> [What needs to be done]
Please list all lines of the material below in which the string "articles" occurs.

--- Record list ---

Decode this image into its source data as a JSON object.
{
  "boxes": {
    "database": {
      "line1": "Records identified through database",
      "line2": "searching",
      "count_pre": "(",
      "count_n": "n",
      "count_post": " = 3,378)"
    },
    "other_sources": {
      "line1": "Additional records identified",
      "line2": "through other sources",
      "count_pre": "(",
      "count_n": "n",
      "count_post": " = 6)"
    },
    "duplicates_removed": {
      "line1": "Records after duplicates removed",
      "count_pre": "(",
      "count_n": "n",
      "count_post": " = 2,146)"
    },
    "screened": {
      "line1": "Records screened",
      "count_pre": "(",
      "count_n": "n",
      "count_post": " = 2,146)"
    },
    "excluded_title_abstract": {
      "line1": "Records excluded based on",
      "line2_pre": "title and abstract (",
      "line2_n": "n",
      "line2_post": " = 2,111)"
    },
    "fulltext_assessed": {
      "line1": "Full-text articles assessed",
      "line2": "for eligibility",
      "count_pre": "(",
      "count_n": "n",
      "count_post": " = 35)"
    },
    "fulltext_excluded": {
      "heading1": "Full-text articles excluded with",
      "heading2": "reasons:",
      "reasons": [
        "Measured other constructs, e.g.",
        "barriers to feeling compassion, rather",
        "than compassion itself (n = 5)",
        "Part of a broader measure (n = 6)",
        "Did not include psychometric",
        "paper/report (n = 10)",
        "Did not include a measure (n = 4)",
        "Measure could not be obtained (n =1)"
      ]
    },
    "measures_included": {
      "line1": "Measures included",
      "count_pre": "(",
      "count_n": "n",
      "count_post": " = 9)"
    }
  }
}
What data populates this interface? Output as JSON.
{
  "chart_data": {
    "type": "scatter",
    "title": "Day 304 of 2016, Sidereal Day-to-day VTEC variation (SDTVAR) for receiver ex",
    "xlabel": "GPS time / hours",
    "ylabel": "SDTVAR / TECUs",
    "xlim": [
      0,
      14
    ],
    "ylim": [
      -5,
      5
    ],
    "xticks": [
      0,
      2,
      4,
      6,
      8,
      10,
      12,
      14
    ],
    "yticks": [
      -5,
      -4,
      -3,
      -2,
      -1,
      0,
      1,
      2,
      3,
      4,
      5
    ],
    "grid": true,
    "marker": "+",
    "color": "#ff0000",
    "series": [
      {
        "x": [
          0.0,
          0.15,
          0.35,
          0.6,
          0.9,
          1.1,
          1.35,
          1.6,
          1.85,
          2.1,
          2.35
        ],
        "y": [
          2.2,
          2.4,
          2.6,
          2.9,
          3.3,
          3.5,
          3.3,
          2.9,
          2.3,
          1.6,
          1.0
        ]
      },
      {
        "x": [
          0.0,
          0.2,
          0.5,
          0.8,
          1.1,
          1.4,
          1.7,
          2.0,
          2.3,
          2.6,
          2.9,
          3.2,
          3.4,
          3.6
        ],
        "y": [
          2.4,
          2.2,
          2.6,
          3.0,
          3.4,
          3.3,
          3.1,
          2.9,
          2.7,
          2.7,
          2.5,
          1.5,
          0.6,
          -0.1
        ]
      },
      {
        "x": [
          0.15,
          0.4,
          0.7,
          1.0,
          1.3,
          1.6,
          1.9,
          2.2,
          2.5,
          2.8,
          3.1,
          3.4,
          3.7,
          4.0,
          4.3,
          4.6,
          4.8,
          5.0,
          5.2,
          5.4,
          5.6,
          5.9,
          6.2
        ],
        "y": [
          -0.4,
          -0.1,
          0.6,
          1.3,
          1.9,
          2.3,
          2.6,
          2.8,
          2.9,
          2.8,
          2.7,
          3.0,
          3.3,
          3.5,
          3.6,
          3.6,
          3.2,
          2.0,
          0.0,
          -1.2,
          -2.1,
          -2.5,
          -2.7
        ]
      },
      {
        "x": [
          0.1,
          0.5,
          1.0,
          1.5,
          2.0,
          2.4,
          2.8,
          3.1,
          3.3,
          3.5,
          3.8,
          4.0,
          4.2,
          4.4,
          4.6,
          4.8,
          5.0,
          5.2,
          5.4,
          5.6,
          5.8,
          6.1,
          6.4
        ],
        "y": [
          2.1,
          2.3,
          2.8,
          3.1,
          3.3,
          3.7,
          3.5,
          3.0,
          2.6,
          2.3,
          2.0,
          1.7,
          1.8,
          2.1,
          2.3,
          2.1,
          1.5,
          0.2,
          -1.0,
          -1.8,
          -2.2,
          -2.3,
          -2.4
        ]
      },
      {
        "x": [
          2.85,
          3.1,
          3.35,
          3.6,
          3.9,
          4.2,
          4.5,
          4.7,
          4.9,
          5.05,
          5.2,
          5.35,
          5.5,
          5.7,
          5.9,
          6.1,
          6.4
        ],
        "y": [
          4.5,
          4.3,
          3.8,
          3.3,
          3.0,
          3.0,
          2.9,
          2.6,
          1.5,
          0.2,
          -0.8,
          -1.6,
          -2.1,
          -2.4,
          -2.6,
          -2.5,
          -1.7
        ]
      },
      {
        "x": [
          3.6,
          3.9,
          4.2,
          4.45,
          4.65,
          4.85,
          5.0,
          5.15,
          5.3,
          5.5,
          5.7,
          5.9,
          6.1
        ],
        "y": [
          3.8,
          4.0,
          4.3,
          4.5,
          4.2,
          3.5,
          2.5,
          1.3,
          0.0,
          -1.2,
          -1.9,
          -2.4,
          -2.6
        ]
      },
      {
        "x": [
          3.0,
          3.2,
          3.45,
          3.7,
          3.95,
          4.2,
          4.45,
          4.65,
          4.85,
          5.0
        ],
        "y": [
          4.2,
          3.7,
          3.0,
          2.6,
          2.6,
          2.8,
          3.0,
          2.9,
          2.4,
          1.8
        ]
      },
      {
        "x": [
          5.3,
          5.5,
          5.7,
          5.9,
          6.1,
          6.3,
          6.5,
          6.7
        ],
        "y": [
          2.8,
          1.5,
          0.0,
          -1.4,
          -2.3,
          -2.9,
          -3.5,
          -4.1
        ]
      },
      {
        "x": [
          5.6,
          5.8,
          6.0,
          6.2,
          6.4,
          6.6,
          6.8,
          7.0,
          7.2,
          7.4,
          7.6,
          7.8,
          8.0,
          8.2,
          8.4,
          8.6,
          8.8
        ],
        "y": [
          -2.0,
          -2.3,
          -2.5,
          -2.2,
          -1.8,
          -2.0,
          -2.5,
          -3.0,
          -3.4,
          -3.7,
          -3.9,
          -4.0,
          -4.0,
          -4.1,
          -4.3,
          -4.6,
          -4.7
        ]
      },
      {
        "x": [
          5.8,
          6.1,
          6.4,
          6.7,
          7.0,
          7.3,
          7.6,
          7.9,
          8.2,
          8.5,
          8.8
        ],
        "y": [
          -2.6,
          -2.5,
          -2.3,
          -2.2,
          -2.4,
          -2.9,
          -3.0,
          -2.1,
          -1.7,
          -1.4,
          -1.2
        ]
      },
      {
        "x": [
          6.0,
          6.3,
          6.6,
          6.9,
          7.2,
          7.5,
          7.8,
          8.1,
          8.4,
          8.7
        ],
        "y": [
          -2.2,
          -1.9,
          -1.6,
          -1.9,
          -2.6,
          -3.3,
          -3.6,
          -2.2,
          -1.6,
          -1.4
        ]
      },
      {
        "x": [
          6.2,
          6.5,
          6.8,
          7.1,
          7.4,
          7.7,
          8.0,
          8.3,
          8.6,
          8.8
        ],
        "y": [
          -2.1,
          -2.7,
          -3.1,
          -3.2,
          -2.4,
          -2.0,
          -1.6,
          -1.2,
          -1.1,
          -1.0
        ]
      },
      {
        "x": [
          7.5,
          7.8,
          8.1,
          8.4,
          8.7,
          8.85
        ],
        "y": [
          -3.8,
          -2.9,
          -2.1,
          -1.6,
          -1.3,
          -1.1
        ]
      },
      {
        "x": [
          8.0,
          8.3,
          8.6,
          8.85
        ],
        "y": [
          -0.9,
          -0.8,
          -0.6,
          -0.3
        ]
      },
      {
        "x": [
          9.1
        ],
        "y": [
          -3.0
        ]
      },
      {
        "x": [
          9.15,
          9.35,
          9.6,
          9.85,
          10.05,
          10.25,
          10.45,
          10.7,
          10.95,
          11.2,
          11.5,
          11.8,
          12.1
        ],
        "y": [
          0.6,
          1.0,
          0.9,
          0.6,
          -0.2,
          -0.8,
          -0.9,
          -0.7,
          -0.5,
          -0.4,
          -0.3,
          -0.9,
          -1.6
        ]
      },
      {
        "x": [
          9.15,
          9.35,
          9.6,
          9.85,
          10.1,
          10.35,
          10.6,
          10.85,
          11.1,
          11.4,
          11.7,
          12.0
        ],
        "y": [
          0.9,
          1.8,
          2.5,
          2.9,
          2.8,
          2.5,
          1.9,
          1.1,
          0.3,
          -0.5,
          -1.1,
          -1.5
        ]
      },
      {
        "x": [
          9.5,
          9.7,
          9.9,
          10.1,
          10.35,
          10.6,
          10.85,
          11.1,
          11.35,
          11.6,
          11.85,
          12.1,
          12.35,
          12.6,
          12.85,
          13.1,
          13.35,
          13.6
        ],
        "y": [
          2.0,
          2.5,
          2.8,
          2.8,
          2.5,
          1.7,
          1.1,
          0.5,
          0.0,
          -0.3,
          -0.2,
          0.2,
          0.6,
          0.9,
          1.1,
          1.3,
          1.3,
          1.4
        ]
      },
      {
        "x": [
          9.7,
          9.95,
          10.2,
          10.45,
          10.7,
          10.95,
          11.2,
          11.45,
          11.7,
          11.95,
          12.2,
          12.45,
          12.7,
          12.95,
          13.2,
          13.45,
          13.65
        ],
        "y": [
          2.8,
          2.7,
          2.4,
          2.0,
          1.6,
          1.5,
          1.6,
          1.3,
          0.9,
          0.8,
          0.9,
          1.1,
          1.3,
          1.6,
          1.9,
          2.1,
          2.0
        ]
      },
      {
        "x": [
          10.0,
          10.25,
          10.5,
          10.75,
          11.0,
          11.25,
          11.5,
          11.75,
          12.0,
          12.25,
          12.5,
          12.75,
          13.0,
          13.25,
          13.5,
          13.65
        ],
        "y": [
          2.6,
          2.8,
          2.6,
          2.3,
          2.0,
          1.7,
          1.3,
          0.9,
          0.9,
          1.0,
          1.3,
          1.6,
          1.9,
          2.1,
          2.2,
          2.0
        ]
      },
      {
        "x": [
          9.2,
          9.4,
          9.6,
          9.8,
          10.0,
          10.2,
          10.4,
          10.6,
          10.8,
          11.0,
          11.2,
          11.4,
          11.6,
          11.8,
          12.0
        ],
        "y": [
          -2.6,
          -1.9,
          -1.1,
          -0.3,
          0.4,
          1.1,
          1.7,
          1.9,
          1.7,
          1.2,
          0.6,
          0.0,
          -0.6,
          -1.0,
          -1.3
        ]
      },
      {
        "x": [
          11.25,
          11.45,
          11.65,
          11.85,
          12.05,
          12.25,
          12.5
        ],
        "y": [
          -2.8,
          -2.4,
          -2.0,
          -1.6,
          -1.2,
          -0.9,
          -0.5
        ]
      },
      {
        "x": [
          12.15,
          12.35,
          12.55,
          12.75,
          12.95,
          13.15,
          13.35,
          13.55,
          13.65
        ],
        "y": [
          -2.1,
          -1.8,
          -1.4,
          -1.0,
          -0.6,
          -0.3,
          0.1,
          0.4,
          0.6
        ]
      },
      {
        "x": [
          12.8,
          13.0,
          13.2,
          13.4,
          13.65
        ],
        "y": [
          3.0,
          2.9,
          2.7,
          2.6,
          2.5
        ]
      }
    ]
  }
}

---

> [Result of the exercise]
      "line1": "Full-text articles assessed",
      "heading1": "Full-text articles excluded with",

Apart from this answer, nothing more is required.